(THE DATA)

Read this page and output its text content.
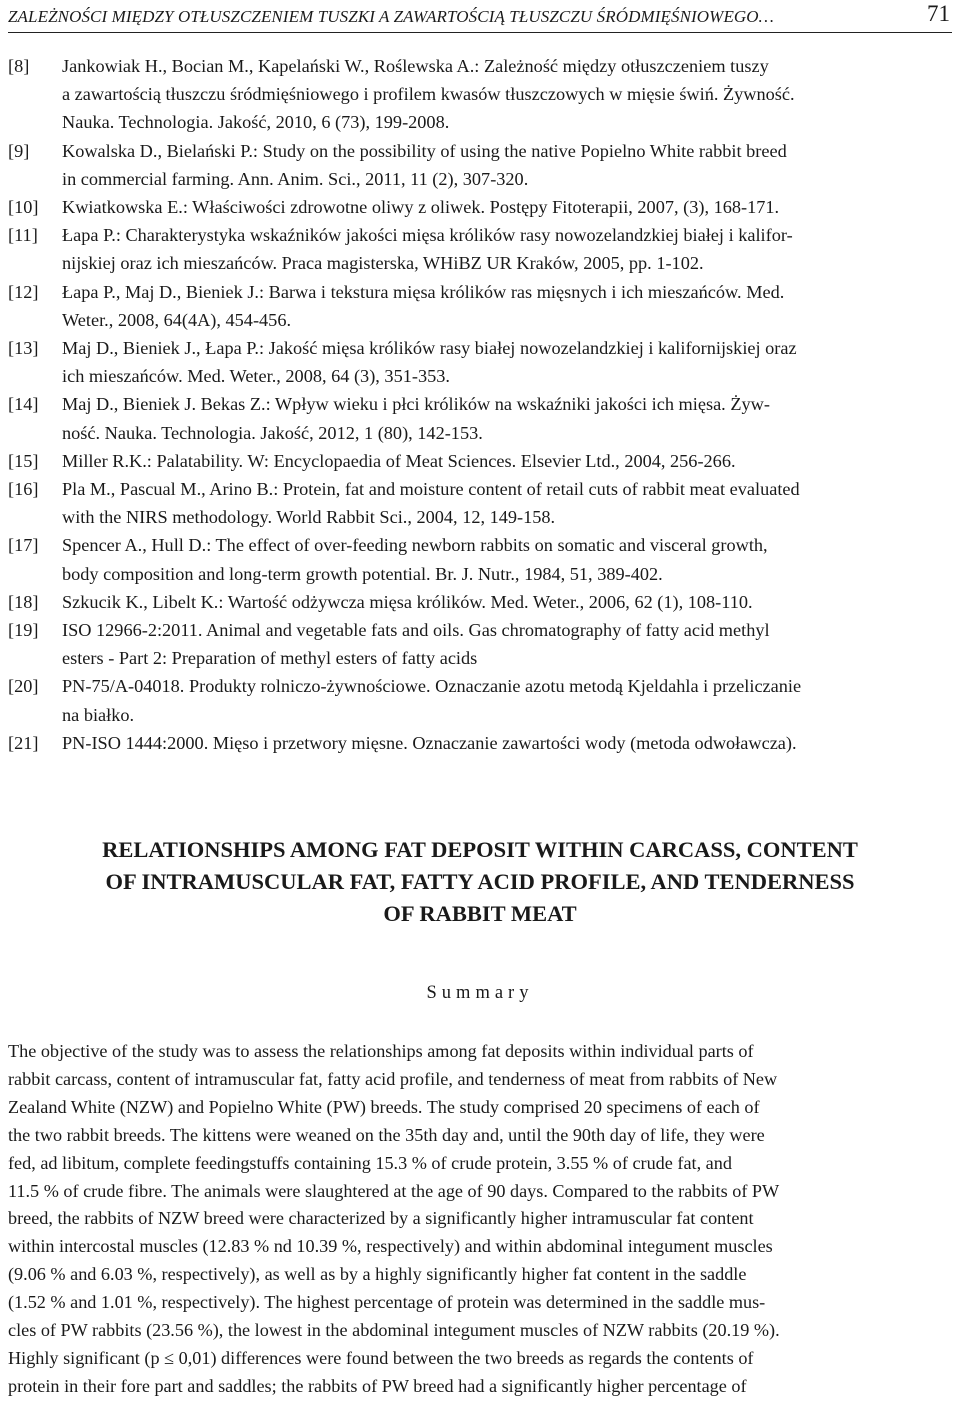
ZALEŻNOŚCI MIĘDZY OTŁUSZCZENIEM TUSZKI A ZAWARTOŚCIĄ TŁUSZCZU ŚRÓDMIĘŚNIOWEGO…	71
[8] Jankowiak H., Bocian M., Kapelański W., Roślewska A.: Zależność między otłuszczeniem tuszy
a zawartością tłuszczu śródmięśniowego i profilem kwasów tłuszczowych w mięsie świń. Żywność.
Nauka. Technologia. Jakość, 2010, 6 (73), 199-2008.
[9] Kowalska D., Bielański P.: Study on the possibility of using the native Popielno White rabbit breed
in commercial farming. Ann. Anim. Sci., 2011, 11 (2), 307-320.
[10] Kwiatkowska E.: Właściwości zdrowotne oliwy z oliwek. Postępy Fitoterapii, 2007, (3), 168-171.
[11] Łapa P.: Charakterystyka wskaźników jakości mięsa królików rasy nowozelandzkiej białej i kalifor-
nijskiej oraz ich mieszańców. Praca magisterska, WHiBZ UR Kraków, 2005, pp. 1-102.
[12] Łapa P., Maj D., Bieniek J.: Barwa i tekstura mięsa królików ras mięsnych i ich mieszańców. Med.
Weter., 2008, 64(4A), 454-456.
[13] Maj D., Bieniek J., Łapa P.: Jakość mięsa królików rasy białej nowozelandzkiej i kalifornijskiej oraz
ich mieszańców. Med. Weter., 2008, 64 (3), 351-353.
[14] Maj D., Bieniek J. Bekas Z.: Wpływ wieku i płci królików na wskaźniki jakości ich mięsa. Żyw-
ność. Nauka. Technologia. Jakość, 2012, 1 (80), 142-153.
[15] Miller R.K.: Palatability. W: Encyclopaedia of Meat Sciences. Elsevier Ltd., 2004, 256-266.
[16] Pla M., Pascual M., Arino B.: Protein, fat and moisture content of retail cuts of rabbit meat evaluated
with the NIRS methodology. World Rabbit Sci., 2004, 12, 149-158.
[17] Spencer A., Hull D.: The effect of over-feeding newborn rabbits on somatic and visceral growth,
body composition and long-term growth potential. Br. J. Nutr., 1984, 51, 389-402.
[18] Szkucik K., Libelt K.: Wartość odżywcza mięsa królików. Med. Weter., 2006, 62 (1), 108-110.
[19] ISO 12966-2:2011. Animal and vegetable fats and oils. Gas chromatography of fatty acid methyl
esters - Part 2: Preparation of methyl esters of fatty acids
[20] PN-75/A-04018. Produkty rolniczo-żywnościowe. Oznaczanie azotu metodą Kjeldahla i przeliczanie
na białko.
[21] PN-ISO 1444:2000. Mięso i przetwory mięsne. Oznaczanie zawartości wody (metoda odwoławcza).
RELATIONSHIPS AMONG FAT DEPOSIT WITHIN CARCASS, CONTENT
OF INTRAMUSCULAR FAT, FATTY ACID PROFILE, AND TENDERNESS
OF RABBIT MEAT
Summary
The objective of the study was to assess the relationships among fat deposits within individual parts of
rabbit carcass, content of intramuscular fat, fatty acid profile, and tenderness of meat from rabbits of New
Zealand White (NZW) and Popielno White (PW) breeds. The study comprised 20 specimens of each of
the two rabbit breeds. The kittens were weaned on the 35th day and, until the 90th day of life, they were
fed, ad libitum, complete feedingstuffs containing 15.3 % of crude protein, 3.55 % of crude fat, and
11.5 % of crude fibre. The animals were slaughtered at the age of 90 days. Compared to the rabbits of PW
breed, the rabbits of NZW breed were characterized by a significantly higher intramuscular fat content
within intercostal muscles (12.83 % nd 10.39 %, respectively) and within abdominal integument muscles
(9.06 % and 6.03 %, respectively), as well as by a highly significantly higher fat content in the saddle
(1.52 % and 1.01 %, respectively). The highest percentage of protein was determined in the saddle mus-
cles of PW rabbits (23.56 %), the lowest in the abdominal integument muscles of NZW rabbits (20.19 %).
Highly significant (p ≤ 0,01) differences were found between the two breeds as regards the contents of
protein in their fore part and saddles; the rabbits of PW breed had a significantly higher percentage of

(End THE DATA)

> [WORK TO BE COMPLETED] Only a number should be returned: the count of lines above that include "percentage".

> [ANSWER SPACE] 2